#### [EXERCISE PROMPT]
Whenever a line contains the string "name", copy it out of the entries.

━━━━━ PROVIDED DATA

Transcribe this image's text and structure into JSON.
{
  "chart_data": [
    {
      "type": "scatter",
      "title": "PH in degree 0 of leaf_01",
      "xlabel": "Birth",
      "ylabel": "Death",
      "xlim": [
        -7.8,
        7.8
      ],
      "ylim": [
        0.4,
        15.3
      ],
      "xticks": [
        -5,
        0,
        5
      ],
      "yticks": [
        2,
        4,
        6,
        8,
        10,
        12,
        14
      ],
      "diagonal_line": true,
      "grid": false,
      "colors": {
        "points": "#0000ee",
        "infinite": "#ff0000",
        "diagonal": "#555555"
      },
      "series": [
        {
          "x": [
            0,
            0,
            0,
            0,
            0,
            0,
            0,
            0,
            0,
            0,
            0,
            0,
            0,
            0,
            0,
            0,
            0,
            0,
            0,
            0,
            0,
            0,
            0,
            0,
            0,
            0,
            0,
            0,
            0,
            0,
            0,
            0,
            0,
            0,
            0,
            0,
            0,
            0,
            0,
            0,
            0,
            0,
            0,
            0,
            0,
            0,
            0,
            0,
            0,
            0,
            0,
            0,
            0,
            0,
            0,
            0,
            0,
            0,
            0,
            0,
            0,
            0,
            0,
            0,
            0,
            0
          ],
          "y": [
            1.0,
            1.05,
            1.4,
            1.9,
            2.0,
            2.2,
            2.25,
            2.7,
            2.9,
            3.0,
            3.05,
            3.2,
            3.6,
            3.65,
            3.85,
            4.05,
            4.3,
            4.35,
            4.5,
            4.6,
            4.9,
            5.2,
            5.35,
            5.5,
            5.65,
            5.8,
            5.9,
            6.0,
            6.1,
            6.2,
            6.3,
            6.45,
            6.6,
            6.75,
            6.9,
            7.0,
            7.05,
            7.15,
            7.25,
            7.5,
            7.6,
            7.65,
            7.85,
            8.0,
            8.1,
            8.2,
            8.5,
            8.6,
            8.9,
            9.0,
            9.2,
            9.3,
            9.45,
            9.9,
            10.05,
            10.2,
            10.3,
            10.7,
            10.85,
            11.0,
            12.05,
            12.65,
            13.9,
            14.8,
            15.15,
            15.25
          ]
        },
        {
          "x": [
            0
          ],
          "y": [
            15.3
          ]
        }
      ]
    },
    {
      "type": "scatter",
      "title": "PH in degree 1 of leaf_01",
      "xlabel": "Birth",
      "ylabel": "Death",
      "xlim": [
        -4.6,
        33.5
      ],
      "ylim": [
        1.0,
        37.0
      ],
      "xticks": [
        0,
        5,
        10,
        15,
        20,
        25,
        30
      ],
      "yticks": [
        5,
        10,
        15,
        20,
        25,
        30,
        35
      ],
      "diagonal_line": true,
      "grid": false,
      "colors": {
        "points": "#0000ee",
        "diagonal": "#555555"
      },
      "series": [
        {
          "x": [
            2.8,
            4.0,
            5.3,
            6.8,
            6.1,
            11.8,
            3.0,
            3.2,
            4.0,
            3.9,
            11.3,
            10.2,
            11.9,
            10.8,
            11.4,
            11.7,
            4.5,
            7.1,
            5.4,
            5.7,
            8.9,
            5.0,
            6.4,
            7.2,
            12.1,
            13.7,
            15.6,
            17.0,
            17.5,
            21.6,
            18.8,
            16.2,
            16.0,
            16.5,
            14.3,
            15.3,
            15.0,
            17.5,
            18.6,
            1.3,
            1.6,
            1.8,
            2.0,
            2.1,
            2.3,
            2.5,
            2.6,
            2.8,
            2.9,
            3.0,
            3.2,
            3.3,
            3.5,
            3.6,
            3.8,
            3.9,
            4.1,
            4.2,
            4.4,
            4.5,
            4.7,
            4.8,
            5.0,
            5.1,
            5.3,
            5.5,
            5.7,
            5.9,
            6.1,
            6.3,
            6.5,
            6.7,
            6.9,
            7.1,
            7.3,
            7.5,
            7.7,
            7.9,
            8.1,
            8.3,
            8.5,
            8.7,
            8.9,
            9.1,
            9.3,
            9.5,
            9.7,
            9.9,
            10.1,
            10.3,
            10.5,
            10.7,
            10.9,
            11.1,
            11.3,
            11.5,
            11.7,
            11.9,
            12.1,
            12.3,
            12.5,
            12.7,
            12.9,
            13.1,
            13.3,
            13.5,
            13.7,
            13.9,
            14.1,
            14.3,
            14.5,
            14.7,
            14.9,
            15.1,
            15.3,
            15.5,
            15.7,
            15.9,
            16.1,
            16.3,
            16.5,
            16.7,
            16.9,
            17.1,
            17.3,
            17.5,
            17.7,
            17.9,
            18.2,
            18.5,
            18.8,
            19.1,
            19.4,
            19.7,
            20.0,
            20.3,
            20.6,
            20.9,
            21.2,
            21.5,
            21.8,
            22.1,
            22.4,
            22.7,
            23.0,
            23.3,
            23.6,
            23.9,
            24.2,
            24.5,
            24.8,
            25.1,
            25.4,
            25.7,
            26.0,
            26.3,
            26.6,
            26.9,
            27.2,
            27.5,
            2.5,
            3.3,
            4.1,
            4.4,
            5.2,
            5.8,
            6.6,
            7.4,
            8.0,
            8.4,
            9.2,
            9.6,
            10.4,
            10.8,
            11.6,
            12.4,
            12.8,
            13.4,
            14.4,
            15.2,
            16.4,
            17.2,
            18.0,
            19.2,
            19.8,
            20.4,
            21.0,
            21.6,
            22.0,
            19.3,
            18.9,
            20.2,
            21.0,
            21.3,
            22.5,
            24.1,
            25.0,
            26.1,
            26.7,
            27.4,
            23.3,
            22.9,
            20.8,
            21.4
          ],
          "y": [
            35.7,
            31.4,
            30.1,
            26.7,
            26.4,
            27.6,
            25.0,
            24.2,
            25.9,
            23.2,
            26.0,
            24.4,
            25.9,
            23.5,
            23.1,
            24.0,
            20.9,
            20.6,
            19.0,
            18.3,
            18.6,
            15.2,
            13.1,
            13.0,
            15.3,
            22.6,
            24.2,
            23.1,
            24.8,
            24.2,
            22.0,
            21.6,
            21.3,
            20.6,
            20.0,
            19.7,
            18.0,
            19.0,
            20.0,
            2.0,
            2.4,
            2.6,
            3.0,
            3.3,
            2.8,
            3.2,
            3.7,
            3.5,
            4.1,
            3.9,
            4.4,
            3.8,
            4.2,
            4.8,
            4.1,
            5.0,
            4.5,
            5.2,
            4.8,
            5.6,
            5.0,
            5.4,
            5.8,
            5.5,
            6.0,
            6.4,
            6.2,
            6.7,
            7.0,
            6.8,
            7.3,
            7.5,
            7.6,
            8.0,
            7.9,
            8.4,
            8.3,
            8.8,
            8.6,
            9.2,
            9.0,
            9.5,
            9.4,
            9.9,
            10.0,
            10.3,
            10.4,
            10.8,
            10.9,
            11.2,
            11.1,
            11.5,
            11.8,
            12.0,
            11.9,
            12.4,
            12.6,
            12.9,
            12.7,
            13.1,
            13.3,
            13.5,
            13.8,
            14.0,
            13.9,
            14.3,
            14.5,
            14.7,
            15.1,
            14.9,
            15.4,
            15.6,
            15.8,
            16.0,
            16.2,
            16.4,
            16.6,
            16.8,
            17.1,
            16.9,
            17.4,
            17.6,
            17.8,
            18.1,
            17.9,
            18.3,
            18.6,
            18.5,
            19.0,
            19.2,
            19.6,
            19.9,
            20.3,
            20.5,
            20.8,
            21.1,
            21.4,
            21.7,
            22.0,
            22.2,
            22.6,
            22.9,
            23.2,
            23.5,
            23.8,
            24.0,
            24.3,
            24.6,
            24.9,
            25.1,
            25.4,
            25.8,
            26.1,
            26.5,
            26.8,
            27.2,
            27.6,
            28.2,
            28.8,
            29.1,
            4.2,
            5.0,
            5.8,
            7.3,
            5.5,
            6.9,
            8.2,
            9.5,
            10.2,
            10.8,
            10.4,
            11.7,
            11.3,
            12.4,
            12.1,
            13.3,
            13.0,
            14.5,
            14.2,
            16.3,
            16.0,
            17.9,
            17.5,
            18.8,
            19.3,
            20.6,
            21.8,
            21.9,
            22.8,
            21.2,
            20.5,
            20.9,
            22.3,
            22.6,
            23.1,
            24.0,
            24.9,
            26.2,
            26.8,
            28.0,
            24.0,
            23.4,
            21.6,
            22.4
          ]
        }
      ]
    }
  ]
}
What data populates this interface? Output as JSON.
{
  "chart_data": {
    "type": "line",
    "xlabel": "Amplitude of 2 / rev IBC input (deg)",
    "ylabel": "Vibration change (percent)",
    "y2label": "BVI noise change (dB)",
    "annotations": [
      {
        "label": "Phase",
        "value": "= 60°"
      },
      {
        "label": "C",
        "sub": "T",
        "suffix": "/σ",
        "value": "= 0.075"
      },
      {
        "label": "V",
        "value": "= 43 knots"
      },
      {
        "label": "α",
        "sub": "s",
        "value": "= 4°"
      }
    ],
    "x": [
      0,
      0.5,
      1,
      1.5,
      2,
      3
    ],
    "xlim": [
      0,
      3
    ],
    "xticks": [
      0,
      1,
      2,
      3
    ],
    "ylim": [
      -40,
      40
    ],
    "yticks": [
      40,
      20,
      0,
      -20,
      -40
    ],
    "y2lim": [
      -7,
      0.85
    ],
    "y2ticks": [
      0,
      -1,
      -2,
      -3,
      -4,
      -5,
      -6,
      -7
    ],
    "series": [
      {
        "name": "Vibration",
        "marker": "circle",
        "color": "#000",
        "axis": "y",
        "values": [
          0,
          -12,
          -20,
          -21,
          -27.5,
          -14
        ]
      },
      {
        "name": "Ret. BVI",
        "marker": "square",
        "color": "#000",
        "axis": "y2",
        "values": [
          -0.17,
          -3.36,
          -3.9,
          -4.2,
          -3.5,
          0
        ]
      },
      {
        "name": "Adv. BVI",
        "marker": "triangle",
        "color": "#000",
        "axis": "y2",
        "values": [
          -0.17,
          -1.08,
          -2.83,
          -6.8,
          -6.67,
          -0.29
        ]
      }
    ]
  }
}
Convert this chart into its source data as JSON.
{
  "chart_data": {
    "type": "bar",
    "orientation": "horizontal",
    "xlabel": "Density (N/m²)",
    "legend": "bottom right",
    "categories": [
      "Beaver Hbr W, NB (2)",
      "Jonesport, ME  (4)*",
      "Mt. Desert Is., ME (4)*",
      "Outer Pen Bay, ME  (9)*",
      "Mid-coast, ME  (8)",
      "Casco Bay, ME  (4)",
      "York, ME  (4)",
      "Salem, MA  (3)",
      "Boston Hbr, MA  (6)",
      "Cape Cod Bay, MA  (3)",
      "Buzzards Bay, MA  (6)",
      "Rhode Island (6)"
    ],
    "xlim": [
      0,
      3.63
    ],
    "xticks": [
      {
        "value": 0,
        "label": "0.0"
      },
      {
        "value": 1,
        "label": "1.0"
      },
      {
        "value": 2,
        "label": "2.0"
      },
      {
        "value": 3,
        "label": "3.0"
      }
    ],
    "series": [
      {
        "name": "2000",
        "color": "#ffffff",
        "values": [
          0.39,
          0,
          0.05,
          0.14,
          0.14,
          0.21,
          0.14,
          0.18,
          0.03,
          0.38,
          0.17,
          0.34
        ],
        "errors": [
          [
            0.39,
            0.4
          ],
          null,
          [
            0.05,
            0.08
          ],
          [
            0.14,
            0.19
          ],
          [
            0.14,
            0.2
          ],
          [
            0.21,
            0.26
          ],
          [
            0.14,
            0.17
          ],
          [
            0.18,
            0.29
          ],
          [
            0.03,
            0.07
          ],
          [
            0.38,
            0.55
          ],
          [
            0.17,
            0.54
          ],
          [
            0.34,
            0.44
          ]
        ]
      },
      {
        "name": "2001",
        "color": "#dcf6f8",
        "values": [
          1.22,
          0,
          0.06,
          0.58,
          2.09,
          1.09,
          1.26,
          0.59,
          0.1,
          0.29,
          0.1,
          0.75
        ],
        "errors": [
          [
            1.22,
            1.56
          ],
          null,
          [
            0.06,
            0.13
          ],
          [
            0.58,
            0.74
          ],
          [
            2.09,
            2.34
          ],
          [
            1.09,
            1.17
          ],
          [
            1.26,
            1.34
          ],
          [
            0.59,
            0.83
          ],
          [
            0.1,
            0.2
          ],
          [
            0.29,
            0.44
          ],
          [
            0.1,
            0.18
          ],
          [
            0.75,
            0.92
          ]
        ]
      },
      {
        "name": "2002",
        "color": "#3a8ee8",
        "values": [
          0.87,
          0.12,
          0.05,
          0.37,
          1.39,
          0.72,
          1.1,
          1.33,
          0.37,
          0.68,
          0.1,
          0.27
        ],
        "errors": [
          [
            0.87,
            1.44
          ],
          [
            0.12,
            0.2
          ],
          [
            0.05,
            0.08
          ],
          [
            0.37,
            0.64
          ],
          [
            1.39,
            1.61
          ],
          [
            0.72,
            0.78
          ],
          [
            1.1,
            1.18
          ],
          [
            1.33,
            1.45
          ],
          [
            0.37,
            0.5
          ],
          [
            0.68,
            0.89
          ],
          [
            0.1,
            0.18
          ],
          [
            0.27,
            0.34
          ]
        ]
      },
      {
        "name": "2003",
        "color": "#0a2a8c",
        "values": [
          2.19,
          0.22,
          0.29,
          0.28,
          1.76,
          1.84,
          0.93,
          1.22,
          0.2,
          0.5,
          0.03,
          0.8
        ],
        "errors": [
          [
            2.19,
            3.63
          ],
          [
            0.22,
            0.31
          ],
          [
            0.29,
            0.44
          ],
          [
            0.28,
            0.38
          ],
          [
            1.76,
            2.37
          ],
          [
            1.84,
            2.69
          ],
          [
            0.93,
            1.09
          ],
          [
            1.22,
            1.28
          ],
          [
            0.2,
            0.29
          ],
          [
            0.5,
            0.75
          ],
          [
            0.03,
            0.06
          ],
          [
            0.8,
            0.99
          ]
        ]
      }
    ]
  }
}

━━━━━━━━━━

#### [OUTPUT]
        "name": "Vibration",
        "name": "Ret. BVI",
        "name": "Adv. BVI",
        "name": "2000",
        "name": "2001",
        "name": "2002",
        "name": "2003",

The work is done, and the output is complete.